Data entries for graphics
┌────────

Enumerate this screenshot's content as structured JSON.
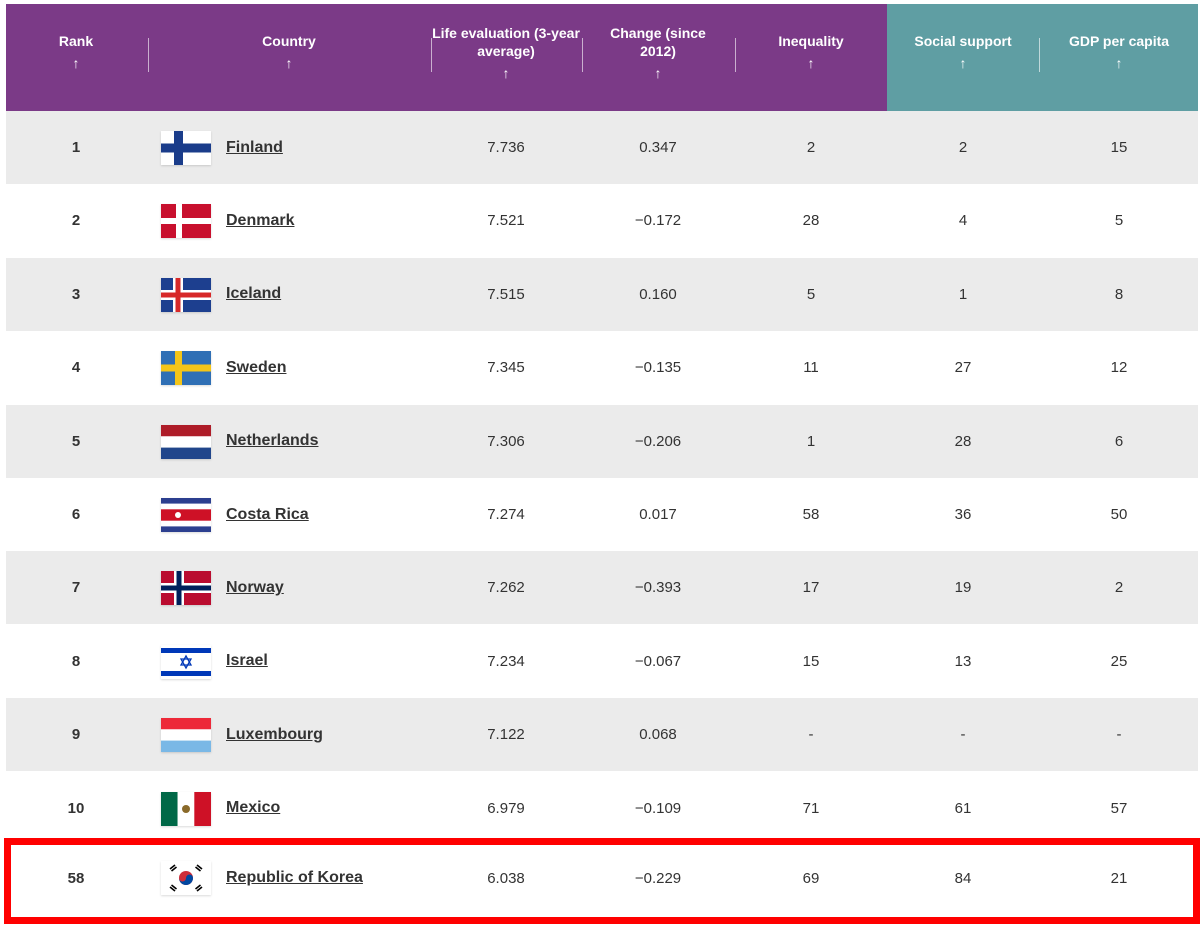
{
  "header": {
    "columns": [
      {
        "key": "rank",
        "label": "Rank"
      },
      {
        "key": "country",
        "label": "Country"
      },
      {
        "key": "life",
        "label": "Life evaluation (3-year average)"
      },
      {
        "key": "change",
        "label": "Change (since 2012)"
      },
      {
        "key": "inequality",
        "label": "Inequality"
      },
      {
        "key": "social",
        "label": "Social support"
      },
      {
        "key": "gdp",
        "label": "GDP per capita"
      }
    ],
    "arrow": "↑",
    "colors": {
      "purple": "#7b3a87",
      "teal": "#5f9ea3",
      "highlight": "#ff0000"
    }
  },
  "rows": [
    {
      "rank": "1",
      "country": "Finland",
      "flag": "finland",
      "life": "7.736",
      "change": "0.347",
      "inequality": "2",
      "social": "2",
      "gdp": "15"
    },
    {
      "rank": "2",
      "country": "Denmark",
      "flag": "denmark",
      "life": "7.521",
      "change": "−0.172",
      "inequality": "28",
      "social": "4",
      "gdp": "5"
    },
    {
      "rank": "3",
      "country": "Iceland",
      "flag": "iceland",
      "life": "7.515",
      "change": "0.160",
      "inequality": "5",
      "social": "1",
      "gdp": "8"
    },
    {
      "rank": "4",
      "country": "Sweden",
      "flag": "sweden",
      "life": "7.345",
      "change": "−0.135",
      "inequality": "11",
      "social": "27",
      "gdp": "12"
    },
    {
      "rank": "5",
      "country": "Netherlands",
      "flag": "netherlands",
      "life": "7.306",
      "change": "−0.206",
      "inequality": "1",
      "social": "28",
      "gdp": "6"
    },
    {
      "rank": "6",
      "country": "Costa Rica",
      "flag": "costa-rica",
      "life": "7.274",
      "change": "0.017",
      "inequality": "58",
      "social": "36",
      "gdp": "50"
    },
    {
      "rank": "7",
      "country": "Norway",
      "flag": "norway",
      "life": "7.262",
      "change": "−0.393",
      "inequality": "17",
      "social": "19",
      "gdp": "2"
    },
    {
      "rank": "8",
      "country": "Israel",
      "flag": "israel",
      "life": "7.234",
      "change": "−0.067",
      "inequality": "15",
      "social": "13",
      "gdp": "25"
    },
    {
      "rank": "9",
      "country": "Luxembourg",
      "flag": "luxembourg",
      "life": "7.122",
      "change": "0.068",
      "inequality": "-",
      "social": "-",
      "gdp": "-"
    },
    {
      "rank": "10",
      "country": "Mexico",
      "flag": "mexico",
      "life": "6.979",
      "change": "−0.109",
      "inequality": "71",
      "social": "61",
      "gdp": "57"
    },
    {
      "rank": "58",
      "country": "Republic of Korea",
      "flag": "korea",
      "life": "6.038",
      "change": "−0.229",
      "inequality": "69",
      "social": "84",
      "gdp": "21"
    }
  ]
}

└────────

*TASK DIRECTIONS*
Read the entries and select each line where the word "label" is found.

*TASK ANSWER*
        "label": "Rank"
        "label": "Country"
        "label": "Life evaluation (3-year average)"
        "label": "Change (since 2012)"
        "label": "Inequality"
        "label": "Social support"
        "label": "GDP per capita"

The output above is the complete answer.